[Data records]

::::::

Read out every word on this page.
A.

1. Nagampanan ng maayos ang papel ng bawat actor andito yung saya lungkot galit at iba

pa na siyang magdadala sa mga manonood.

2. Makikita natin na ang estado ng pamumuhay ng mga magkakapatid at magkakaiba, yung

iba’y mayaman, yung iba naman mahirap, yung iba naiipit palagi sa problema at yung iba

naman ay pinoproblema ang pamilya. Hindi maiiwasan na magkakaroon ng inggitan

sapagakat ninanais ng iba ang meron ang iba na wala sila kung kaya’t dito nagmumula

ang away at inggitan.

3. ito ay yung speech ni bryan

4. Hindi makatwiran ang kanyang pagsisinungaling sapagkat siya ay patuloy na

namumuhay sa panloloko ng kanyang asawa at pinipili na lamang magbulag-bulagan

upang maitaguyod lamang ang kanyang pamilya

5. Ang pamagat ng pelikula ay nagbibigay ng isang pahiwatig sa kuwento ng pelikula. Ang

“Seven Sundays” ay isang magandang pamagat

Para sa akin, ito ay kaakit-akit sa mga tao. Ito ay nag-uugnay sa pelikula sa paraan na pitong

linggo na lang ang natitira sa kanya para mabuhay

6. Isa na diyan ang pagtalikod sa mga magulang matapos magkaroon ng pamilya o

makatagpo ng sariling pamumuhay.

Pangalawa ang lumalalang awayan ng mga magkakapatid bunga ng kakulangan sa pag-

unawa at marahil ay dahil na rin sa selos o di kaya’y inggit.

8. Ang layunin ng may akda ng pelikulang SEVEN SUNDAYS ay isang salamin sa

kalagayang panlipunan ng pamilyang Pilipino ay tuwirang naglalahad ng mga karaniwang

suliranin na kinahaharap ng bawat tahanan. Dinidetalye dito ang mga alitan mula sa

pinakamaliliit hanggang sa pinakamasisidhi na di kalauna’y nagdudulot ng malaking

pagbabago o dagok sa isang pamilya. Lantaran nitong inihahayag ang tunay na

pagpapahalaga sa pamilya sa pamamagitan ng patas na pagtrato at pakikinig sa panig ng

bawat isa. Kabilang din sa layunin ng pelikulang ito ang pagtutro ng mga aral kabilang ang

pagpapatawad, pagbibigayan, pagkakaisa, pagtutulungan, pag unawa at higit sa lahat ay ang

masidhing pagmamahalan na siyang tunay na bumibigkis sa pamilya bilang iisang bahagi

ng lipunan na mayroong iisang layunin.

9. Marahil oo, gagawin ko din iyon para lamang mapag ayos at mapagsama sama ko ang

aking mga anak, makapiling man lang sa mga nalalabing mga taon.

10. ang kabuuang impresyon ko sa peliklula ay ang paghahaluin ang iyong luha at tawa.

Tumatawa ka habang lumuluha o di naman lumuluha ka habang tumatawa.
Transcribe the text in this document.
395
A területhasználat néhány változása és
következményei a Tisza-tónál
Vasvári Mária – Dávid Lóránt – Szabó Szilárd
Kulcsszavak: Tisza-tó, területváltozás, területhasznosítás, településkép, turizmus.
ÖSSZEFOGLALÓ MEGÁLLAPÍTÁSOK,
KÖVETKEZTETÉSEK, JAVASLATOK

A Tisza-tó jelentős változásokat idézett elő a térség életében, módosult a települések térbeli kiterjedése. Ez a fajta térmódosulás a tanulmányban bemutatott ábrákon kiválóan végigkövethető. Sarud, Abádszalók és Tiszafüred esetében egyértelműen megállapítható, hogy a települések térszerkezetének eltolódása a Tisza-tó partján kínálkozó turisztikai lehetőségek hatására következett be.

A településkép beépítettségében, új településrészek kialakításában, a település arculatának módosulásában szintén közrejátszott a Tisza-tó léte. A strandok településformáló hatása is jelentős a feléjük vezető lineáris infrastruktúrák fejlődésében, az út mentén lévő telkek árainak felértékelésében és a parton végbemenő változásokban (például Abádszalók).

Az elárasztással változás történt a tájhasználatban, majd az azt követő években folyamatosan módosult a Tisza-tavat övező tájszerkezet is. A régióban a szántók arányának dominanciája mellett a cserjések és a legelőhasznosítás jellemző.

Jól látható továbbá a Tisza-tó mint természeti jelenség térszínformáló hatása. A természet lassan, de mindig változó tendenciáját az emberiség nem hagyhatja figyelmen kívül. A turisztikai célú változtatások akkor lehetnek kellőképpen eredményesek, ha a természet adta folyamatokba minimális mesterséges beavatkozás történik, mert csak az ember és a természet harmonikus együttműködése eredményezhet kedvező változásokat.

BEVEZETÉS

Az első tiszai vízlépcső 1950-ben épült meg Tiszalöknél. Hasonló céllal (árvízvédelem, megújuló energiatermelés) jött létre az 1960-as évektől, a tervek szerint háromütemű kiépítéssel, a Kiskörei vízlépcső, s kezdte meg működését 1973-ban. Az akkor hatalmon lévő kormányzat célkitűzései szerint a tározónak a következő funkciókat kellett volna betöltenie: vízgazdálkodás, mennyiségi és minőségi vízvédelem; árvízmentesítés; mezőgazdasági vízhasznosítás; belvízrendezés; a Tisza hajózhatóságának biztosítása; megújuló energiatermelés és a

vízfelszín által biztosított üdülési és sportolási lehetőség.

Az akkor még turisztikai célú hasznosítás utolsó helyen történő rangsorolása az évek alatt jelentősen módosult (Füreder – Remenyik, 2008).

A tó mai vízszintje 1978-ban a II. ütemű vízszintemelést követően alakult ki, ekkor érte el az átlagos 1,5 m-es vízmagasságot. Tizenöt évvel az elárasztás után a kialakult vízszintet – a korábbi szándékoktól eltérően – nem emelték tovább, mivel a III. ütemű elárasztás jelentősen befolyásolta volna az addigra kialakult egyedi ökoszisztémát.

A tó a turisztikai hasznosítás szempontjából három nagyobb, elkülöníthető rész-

::::::

= Objective =
Your task is to repeat every entry exactly.

= Full answer =
Read out every word on this page.
A.

1. Nagampanan ng maayos ang papel ng bawat actor andito yung saya lungkot galit at iba

pa na siyang magdadala sa mga manonood.

2. Makikita natin na ang estado ng pamumuhay ng mga magkakapatid at magkakaiba, yung

iba’y mayaman, yung iba naman mahirap, yung iba naiipit palagi sa problema at yung iba

naman ay pinoproblema ang pamilya. Hindi maiiwasan na magkakaroon ng inggitan

sapagakat ninanais ng iba ang meron ang iba na wala sila kung kaya’t dito nagmumula

ang away at inggitan.

3. ito ay yung speech ni bryan

4. Hindi makatwiran ang kanyang pagsisinungaling sapagkat siya ay patuloy na

namumuhay sa panloloko ng kanyang asawa at pinipili na lamang magbulag-bulagan

upang maitaguyod lamang ang kanyang pamilya

5. Ang pamagat ng pelikula ay nagbibigay ng isang pahiwatig sa kuwento ng pelikula. Ang

“Seven Sundays” ay isang magandang pamagat

Para sa akin, ito ay kaakit-akit sa mga tao. Ito ay nag-uugnay sa pelikula sa paraan na pitong

linggo na lang ang natitira sa kanya para mabuhay

6. Isa na diyan ang pagtalikod sa mga magulang matapos magkaroon ng pamilya o

makatagpo ng sariling pamumuhay.

Pangalawa ang lumalalang awayan ng mga magkakapatid bunga ng kakulangan sa pag-

unawa at marahil ay dahil na rin sa selos o di kaya’y inggit.

8. Ang layunin ng may akda ng pelikulang SEVEN SUNDAYS ay isang salamin sa

kalagayang panlipunan ng pamilyang Pilipino ay tuwirang naglalahad ng mga karaniwang

suliranin na kinahaharap ng bawat tahanan. Dinidetalye dito ang mga alitan mula sa

pinakamaliliit hanggang sa pinakamasisidhi na di kalauna’y nagdudulot ng malaking

pagbabago o dagok sa isang pamilya. Lantaran nitong inihahayag ang tunay na

pagpapahalaga sa pamilya sa pamamagitan ng patas na pagtrato at pakikinig sa panig ng

bawat isa. Kabilang din sa layunin ng pelikulang ito ang pagtutro ng mga aral kabilang ang

pagpapatawad, pagbibigayan, pagkakaisa, pagtutulungan, pag unawa at higit sa lahat ay ang

masidhing pagmamahalan na siyang tunay na bumibigkis sa pamilya bilang iisang bahagi

ng lipunan na mayroong iisang layunin.

9. Marahil oo, gagawin ko din iyon para lamang mapag ayos at mapagsama sama ko ang

aking mga anak, makapiling man lang sa mga nalalabing mga taon.

10. ang kabuuang impresyon ko sa peliklula ay ang paghahaluin ang iyong luha at tawa.

Tumatawa ka habang lumuluha o di naman lumuluha ka habang tumatawa.
Transcribe the text in this document.
395
A területhasználat néhány változása és
következményei a Tisza-tónál
Vasvári Mária – Dávid Lóránt – Szabó Szilárd
Kulcsszavak: Tisza-tó, területváltozás, területhasznosítás, településkép, turizmus.
ÖSSZEFOGLALÓ MEGÁLLAPÍTÁSOK,
KÖVETKEZTETÉSEK, JAVASLATOK

A Tisza-tó jelentős változásokat idézett elő a térség életében, módosult a települések térbeli kiterjedése. Ez a fajta térmódosulás a tanulmányban bemutatott ábrákon kiválóan végigkövethető. Sarud, Abádszalók és Tiszafüred esetében egyértelműen megállapítható, hogy a települések térszerkezetének eltolódása a Tisza-tó partján kínálkozó turisztikai lehetőségek hatására következett be.

A településkép beépítettségében, új településrészek kialakításában, a település arculatának módosulásában szintén közrejátszott a Tisza-tó léte. A strandok településformáló hatása is jelentős a feléjük vezető lineáris infrastruktúrák fejlődésében, az út mentén lévő telkek árainak felértékelésében és a parton végbemenő változásokban (például Abádszalók).

Az elárasztással változás történt a tájhasználatban, majd az azt követő években folyamatosan módosult a Tisza-tavat övező tájszerkezet is. A régióban a szántók arányának dominanciája mellett a cserjések és a legelőhasznosítás jellemző.

Jól látható továbbá a Tisza-tó mint természeti jelenség térszínformáló hatása. A természet lassan, de mindig változó tendenciáját az emberiség nem hagyhatja figyelmen kívül. A turisztikai célú változtatások akkor lehetnek kellőképpen eredményesek, ha a természet adta folyamatokba minimális mesterséges beavatkozás történik, mert csak az ember és a természet harmonikus együttműködése eredményezhet kedvező változásokat.

BEVEZETÉS

Az első tiszai vízlépcső 1950-ben épült meg Tiszalöknél. Hasonló céllal (árvízvédelem, megújuló energiatermelés) jött létre az 1960-as évektől, a tervek szerint háromütemű kiépítéssel, a Kiskörei vízlépcső, s kezdte meg működését 1973-ban. Az akkor hatalmon lévő kormányzat célkitűzései szerint a tározónak a következő funkciókat kellett volna betöltenie: vízgazdálkodás, mennyiségi és minőségi vízvédelem; árvízmentesítés; mezőgazdasági vízhasznosítás; belvízrendezés; a Tisza hajózhatóságának biztosítása; megújuló energiatermelés és a

vízfelszín által biztosított üdülési és sportolási lehetőség.

Az akkor még turisztikai célú hasznosítás utolsó helyen történő rangsorolása az évek alatt jelentősen módosult (Füreder – Remenyik, 2008).

A tó mai vízszintje 1978-ban a II. ütemű vízszintemelést követően alakult ki, ekkor érte el az átlagos 1,5 m-es vízmagasságot. Tizenöt évvel az elárasztás után a kialakult vízszintet – a korábbi szándékoktól eltérően – nem emelték tovább, mivel a III. ütemű elárasztás jelentősen befolyásolta volna az addigra kialakult egyedi ökoszisztémát.

A tó a turisztikai hasznosítás szempontjából három nagyobb, elkülöníthető rész-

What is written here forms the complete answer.